• Recorded data

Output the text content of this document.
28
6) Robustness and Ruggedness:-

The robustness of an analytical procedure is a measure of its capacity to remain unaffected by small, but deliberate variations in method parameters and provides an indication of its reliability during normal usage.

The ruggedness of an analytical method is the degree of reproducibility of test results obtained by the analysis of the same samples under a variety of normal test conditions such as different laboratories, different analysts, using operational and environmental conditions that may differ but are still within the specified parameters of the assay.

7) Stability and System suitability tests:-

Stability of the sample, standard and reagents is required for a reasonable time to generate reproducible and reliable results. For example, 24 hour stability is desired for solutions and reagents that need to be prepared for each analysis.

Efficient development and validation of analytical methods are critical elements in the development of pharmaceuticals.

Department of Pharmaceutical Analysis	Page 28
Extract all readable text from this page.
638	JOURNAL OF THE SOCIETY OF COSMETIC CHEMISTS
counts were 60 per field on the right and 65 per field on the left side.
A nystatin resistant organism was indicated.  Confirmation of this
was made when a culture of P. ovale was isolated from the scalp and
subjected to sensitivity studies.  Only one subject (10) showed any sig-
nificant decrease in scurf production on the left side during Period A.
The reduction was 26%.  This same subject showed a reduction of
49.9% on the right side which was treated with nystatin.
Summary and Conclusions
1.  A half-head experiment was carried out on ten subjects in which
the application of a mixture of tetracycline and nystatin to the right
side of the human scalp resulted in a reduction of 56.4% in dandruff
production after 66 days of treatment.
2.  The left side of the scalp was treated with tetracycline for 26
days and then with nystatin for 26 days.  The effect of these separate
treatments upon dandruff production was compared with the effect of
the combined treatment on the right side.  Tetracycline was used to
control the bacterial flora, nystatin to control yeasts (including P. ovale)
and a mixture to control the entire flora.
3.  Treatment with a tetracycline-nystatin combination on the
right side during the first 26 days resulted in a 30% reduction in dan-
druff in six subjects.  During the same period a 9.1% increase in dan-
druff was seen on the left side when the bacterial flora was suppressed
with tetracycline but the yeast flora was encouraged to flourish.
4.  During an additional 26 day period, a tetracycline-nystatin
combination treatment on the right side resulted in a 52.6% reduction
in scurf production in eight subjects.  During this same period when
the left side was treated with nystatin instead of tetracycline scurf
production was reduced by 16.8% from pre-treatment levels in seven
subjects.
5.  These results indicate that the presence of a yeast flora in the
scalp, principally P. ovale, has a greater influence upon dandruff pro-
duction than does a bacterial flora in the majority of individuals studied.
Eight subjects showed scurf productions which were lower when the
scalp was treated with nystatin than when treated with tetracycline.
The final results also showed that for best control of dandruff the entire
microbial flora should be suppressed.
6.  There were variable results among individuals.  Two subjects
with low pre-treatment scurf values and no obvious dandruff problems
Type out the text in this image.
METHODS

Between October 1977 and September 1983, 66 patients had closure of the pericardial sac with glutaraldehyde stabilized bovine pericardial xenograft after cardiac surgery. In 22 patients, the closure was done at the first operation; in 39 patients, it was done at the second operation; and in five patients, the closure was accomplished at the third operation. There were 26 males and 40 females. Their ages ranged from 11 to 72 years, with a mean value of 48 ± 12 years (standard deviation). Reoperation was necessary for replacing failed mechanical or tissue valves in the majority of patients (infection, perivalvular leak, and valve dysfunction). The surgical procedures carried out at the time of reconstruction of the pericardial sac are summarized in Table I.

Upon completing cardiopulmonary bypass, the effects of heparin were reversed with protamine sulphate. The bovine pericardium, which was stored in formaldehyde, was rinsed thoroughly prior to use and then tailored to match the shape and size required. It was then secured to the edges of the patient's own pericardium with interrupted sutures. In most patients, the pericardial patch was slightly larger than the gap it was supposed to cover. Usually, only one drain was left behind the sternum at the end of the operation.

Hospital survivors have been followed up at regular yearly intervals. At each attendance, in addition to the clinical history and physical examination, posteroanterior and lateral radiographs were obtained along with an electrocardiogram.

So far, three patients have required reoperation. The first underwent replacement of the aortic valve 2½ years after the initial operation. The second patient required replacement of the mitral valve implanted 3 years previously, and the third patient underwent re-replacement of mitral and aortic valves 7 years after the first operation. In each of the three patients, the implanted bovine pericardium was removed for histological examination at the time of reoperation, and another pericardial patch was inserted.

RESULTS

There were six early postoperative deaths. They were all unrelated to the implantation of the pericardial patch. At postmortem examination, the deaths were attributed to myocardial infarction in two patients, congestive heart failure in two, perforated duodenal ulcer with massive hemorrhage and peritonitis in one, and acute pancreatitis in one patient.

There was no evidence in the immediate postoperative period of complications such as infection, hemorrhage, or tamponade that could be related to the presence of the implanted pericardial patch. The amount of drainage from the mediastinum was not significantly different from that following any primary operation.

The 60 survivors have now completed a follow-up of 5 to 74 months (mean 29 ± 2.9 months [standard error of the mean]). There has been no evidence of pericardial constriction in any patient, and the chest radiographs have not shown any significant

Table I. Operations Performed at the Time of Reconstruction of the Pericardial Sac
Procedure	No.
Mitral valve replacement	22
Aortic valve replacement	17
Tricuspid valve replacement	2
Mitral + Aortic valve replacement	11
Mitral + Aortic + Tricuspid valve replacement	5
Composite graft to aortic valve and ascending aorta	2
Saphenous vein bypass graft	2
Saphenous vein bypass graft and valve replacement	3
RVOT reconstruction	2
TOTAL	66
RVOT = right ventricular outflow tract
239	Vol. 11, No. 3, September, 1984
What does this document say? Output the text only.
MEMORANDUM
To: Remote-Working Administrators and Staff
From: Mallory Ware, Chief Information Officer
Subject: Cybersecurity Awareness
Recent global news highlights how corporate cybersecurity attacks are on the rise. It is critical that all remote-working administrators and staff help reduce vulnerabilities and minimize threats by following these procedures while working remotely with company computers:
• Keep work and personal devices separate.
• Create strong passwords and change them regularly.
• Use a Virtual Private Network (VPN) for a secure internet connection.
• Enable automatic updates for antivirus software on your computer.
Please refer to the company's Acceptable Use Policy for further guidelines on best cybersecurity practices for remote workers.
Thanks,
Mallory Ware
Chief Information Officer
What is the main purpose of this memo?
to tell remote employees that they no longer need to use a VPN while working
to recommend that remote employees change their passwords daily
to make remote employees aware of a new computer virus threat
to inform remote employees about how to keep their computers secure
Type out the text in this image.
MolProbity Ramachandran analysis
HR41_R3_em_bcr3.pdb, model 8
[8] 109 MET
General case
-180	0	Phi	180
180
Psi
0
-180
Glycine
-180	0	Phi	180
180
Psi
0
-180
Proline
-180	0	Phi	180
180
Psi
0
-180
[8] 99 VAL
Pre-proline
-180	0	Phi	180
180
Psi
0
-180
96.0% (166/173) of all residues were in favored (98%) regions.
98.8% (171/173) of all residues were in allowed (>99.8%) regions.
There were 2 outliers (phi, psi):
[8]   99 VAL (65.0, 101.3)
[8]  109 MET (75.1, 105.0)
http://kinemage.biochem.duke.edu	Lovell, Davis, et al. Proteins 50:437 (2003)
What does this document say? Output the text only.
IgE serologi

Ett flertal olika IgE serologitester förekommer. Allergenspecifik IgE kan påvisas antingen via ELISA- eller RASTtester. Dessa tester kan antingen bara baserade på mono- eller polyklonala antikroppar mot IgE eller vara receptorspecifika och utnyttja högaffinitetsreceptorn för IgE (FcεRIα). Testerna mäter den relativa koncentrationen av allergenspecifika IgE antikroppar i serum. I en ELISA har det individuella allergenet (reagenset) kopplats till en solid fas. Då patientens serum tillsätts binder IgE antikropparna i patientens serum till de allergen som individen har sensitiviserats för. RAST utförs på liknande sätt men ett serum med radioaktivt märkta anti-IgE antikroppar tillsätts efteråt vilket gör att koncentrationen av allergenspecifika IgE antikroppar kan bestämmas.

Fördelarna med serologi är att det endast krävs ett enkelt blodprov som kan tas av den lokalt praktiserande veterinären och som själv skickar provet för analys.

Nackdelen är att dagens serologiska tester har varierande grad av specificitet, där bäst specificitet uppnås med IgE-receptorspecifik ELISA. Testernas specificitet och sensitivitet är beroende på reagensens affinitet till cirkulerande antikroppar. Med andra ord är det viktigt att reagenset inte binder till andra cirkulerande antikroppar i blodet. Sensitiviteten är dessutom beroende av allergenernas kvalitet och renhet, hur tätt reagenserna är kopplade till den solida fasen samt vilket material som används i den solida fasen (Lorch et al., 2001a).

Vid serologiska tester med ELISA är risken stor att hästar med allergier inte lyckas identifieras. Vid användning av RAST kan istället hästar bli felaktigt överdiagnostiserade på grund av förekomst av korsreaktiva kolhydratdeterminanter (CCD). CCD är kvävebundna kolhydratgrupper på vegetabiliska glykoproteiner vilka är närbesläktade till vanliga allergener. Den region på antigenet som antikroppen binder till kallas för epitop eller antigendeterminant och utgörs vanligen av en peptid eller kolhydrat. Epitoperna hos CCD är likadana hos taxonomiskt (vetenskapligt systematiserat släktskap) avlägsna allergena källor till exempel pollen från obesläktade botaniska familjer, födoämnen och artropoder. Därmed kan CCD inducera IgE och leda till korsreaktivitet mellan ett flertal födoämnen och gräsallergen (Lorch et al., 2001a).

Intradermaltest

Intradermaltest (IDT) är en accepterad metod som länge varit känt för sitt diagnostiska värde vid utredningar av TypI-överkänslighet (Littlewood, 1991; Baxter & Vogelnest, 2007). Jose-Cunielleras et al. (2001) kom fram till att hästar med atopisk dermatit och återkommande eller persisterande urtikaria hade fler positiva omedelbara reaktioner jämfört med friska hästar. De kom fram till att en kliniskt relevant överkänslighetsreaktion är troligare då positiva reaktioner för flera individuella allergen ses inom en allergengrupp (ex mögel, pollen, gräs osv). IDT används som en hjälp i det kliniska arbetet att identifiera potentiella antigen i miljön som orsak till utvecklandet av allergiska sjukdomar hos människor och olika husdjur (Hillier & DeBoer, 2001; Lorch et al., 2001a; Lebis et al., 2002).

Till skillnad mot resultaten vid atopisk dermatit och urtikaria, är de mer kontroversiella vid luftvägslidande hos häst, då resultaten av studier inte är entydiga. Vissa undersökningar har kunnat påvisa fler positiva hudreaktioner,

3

• Instructions for the task
Would you please copy all lines in the data that contain the word "normal"?

• Final answer
The robustness of an analytical procedure is a measure of its capacity to remain unaffected by small, but deliberate variations in method parameters and provides an indication of its reliability during normal usage.
The ruggedness of an analytical method is the degree of reproducibility of test results obtained by the analysis of the same samples under a variety of normal test conditions such as different laboratories, different analysts, using operational and environmental conditions that may differ but are still within the specified parameters of the assay.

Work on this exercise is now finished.